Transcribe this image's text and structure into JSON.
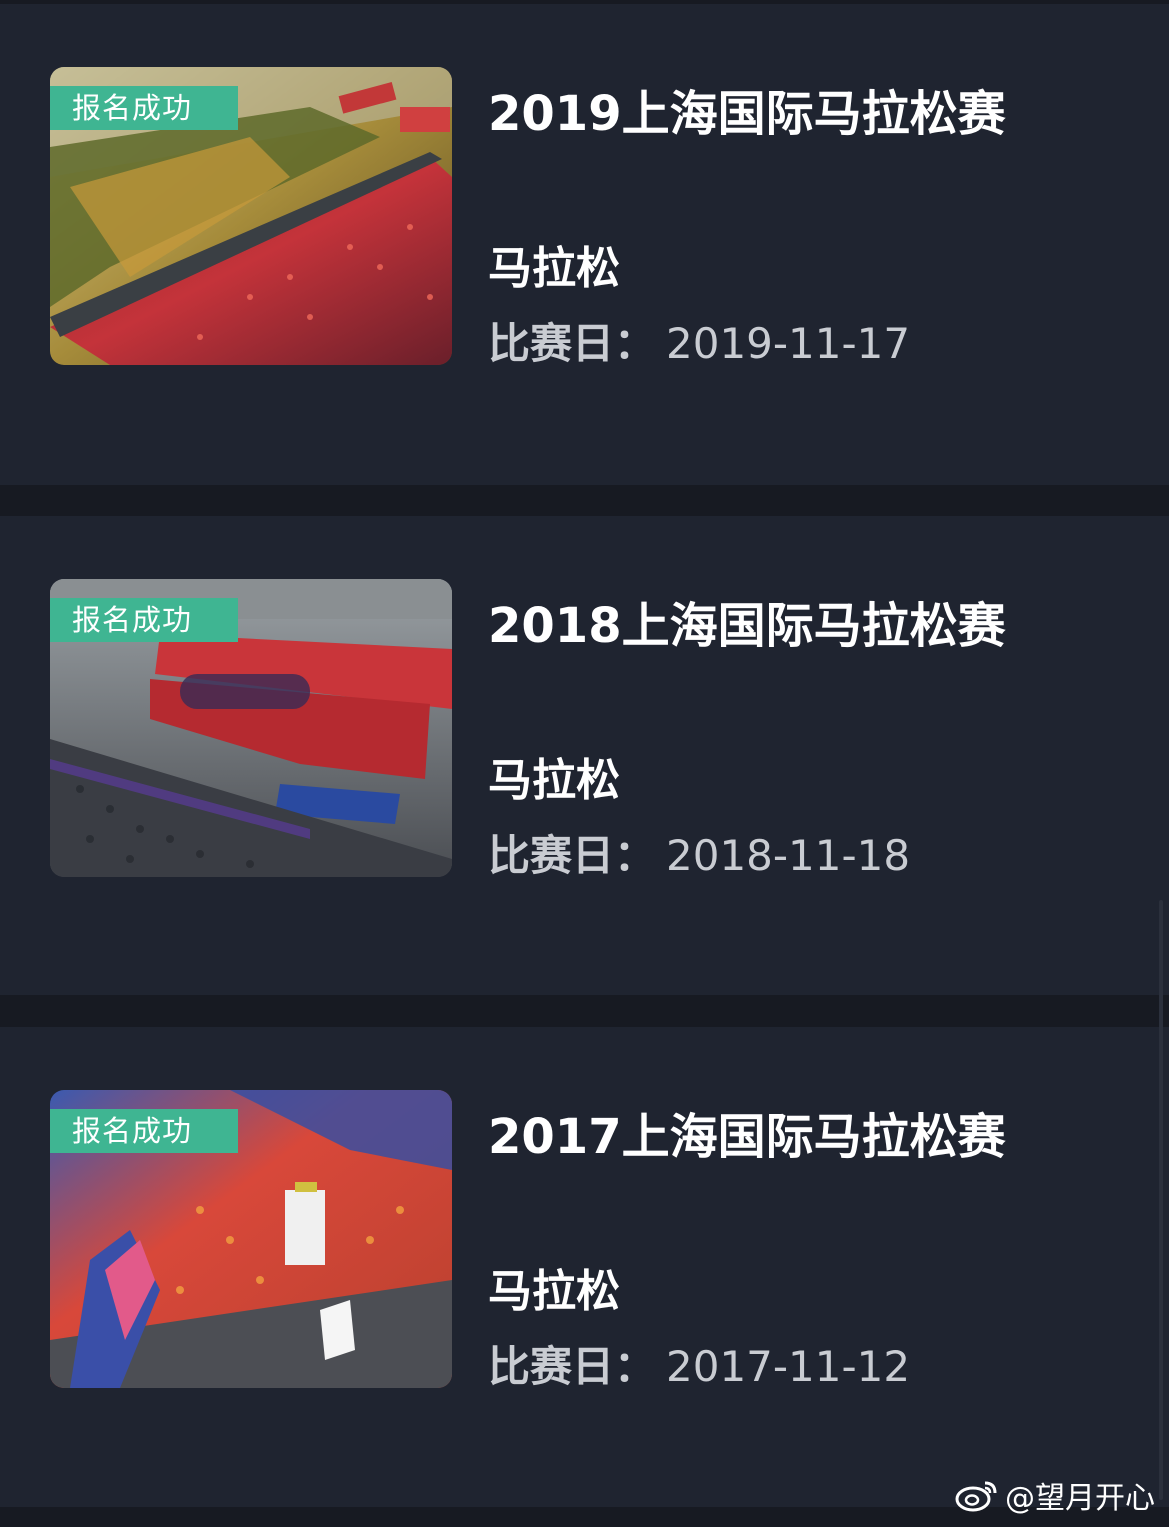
{
  "events": [
    {
      "badge": "报名成功",
      "title": "2019上海国际马拉松赛",
      "category": "马拉松",
      "date_label": "比赛日：",
      "date_value": "2019-11-17"
    },
    {
      "badge": "报名成功",
      "title": "2018上海国际马拉松赛",
      "category": "马拉松",
      "date_label": "比赛日：",
      "date_value": "2018-11-18"
    },
    {
      "badge": "报名成功",
      "title": "2017上海国际马拉松赛",
      "category": "马拉松",
      "date_label": "比赛日：",
      "date_value": "2017-11-12"
    }
  ],
  "watermark": "@望月开心",
  "colors": {
    "background": "#171a22",
    "card": "#1f2430",
    "badge": "#3fb592"
  }
}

———

▶ _AIM OF THE EXERCISE_
Repeat the listing in full and exactly. Leave any pictures out.

▶ _EXERCISE OUTPUT_
Transcribe this image's text and structure into JSON.
{
  "events": [
    {
      "badge": "报名成功",
      "title": "2019上海国际马拉松赛",
      "category": "马拉松",
      "date_label": "比赛日：",
      "date_value": "2019-11-17"
    },
    {
      "badge": "报名成功",
      "title": "2018上海国际马拉松赛",
      "category": "马拉松",
      "date_label": "比赛日：",
      "date_value": "2018-11-18"
    },
    {
      "badge": "报名成功",
      "title": "2017上海国际马拉松赛",
      "category": "马拉松",
      "date_label": "比赛日：",
      "date_value": "2017-11-12"
    }
  ],
  "watermark": "@望月开心",
  "colors": {
    "background": "#171a22",
    "card": "#1f2430",
    "badge": "#3fb592"
  }
}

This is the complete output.